Задания
1. Повторите фрагмент письма от слов «Я не случайно» до слов «именно про нас.».
2. Куда, согласно письму, в послевоенные годы на лето вывозили детский дом?
--- Текстовый блок ---
Я не случайно начала свое письмо со строк Ваших стихов. Я одна из тех, кого Вы видели тогда под Лугой. Может быть, я воспитанница другого детского дома, но в послевоенные годы наш детский дом на лето вывозили из Ленинграда в Вырицу, и мне кажется, что Ваши слова именно про нас.
Прошли годы, мы выросли и заняли свое место в жизни. И те, которые вызывали в Вашей душе столько боли и отчаяния, не стали обузой обществу… Я всегда думаю о тех замечательных людях, которые, терпя все невзгоды, тяготы, неудобства, лишения, оставались людьми и не только сами жили, но еще и в нас, безжизненных, измученных войной ребятишках, воспитывали волю к жизни… Я часто рассказываю дочери, ученице 10-го класса, о жизни в детдоме, о героизме наших педагогов. Об их любви должны знать все. И Вы, может быть, согласитесь помочь нам в этом.
С уважением, Валентина Дмитриевна Максимова,
Ленинград».
--- Строки данных ---
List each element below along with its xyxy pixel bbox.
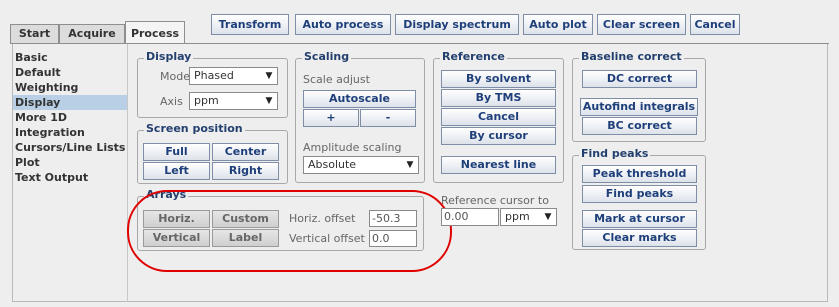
highlight-oval [127, 190, 452, 272]
sidebar-item-integration[interactable]: Integration [13, 125, 128, 140]
sidebar-item-basic[interactable]: Basic [13, 50, 128, 65]
scale-adjust-label: Scale adjust [303, 73, 370, 86]
reference-cancel-button[interactable]: Cancel [441, 108, 556, 126]
reference-unit-value: ppm [505, 210, 530, 223]
tab-process[interactable]: Process [125, 21, 185, 44]
sidebar-item-plot[interactable]: Plot [13, 155, 128, 170]
bc-correct-button[interactable]: BC correct [582, 117, 697, 135]
tab-start[interactable]: Start [10, 24, 59, 43]
reference-unit-select[interactable]: ppm ▼ [500, 208, 557, 226]
sidebar-item-cursors-line-lists[interactable]: Cursors/Line Lists [13, 140, 128, 155]
amplitude-scaling-label: Amplitude scaling [303, 141, 402, 154]
auto-plot-button[interactable]: Auto plot [523, 14, 593, 35]
right-button[interactable]: Right [212, 162, 279, 180]
chevron-down-icon: ▼ [544, 212, 552, 222]
display-group-title: Display [144, 50, 194, 64]
amplitude-scaling-value: Absolute [308, 158, 357, 171]
clear-marks-button[interactable]: Clear marks [582, 229, 697, 247]
center-button[interactable]: Center [212, 143, 279, 161]
screen-position-group-title: Screen position [144, 122, 245, 136]
baseline-correct-group-title: Baseline correct [579, 50, 684, 64]
chevron-down-icon: ▼ [406, 160, 414, 170]
find-peaks-button[interactable]: Find peaks [582, 185, 697, 203]
full-button[interactable]: Full [143, 143, 210, 161]
transform-button[interactable]: Transform [211, 14, 289, 35]
sidebar-divider [127, 44, 128, 302]
mode-select[interactable]: Phased ▼ [189, 67, 278, 85]
sidebar-item-weighting[interactable]: Weighting [13, 80, 128, 95]
mode-select-value: Phased [194, 69, 234, 82]
sidebar: Basic Default Weighting Display More 1D … [13, 50, 128, 185]
reference-cursor-label: Reference cursor to [441, 194, 549, 207]
by-cursor-button[interactable]: By cursor [441, 127, 556, 145]
mode-label: Mode [160, 70, 190, 83]
sidebar-item-display[interactable]: Display [13, 95, 128, 110]
clear-screen-button[interactable]: Clear screen [597, 14, 686, 35]
display-spectrum-button[interactable]: Display spectrum [395, 14, 519, 35]
reference-group-title: Reference [440, 50, 507, 64]
scale-down-button[interactable]: - [360, 109, 416, 127]
reference-cursor-input[interactable]: 0.00 [441, 208, 499, 226]
axis-select[interactable]: ppm ▼ [189, 92, 278, 110]
nearest-line-button[interactable]: Nearest line [441, 156, 556, 174]
chevron-down-icon: ▼ [265, 96, 273, 106]
peak-threshold-button[interactable]: Peak threshold [582, 165, 697, 183]
scaling-group-title: Scaling [302, 50, 352, 64]
scale-up-button[interactable]: + [303, 109, 359, 127]
sidebar-item-default[interactable]: Default [13, 65, 128, 80]
chevron-down-icon: ▼ [265, 71, 273, 81]
auto-process-button[interactable]: Auto process [295, 14, 391, 35]
autofind-integrals-button[interactable]: Autofind integrals [580, 98, 698, 116]
cancel-button[interactable]: Cancel [690, 14, 740, 35]
amplitude-scaling-select[interactable]: Absolute ▼ [303, 156, 419, 174]
tab-acquire[interactable]: Acquire [59, 24, 125, 43]
sidebar-item-more-1d[interactable]: More 1D [13, 110, 128, 125]
mark-at-cursor-button[interactable]: Mark at cursor [582, 210, 697, 228]
by-tms-button[interactable]: By TMS [441, 89, 556, 107]
sidebar-item-text-output[interactable]: Text Output [13, 170, 128, 185]
find-peaks-group-title: Find peaks [579, 147, 651, 161]
autoscale-button[interactable]: Autoscale [303, 90, 416, 108]
axis-select-value: ppm [194, 94, 219, 107]
left-button[interactable]: Left [143, 162, 210, 180]
dc-correct-button[interactable]: DC correct [582, 70, 697, 88]
axis-label: Axis [160, 95, 183, 108]
by-solvent-button[interactable]: By solvent [441, 70, 556, 88]
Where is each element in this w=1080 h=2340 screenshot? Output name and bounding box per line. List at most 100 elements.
---
Полные ответы
1.
Я не случайно начала свое письмо со строк Ваших стихов. Я одна из тех, кого Вы видели тогда под Лугой. Может быть, я воспитанница другого детского дома, но в послевоенные годы наш детский дом на лето вывозили из Ленинграда в Вырицу, и мне кажется, что Ваши слова именно про нас.

2. Из Ленинграда в Вырицу.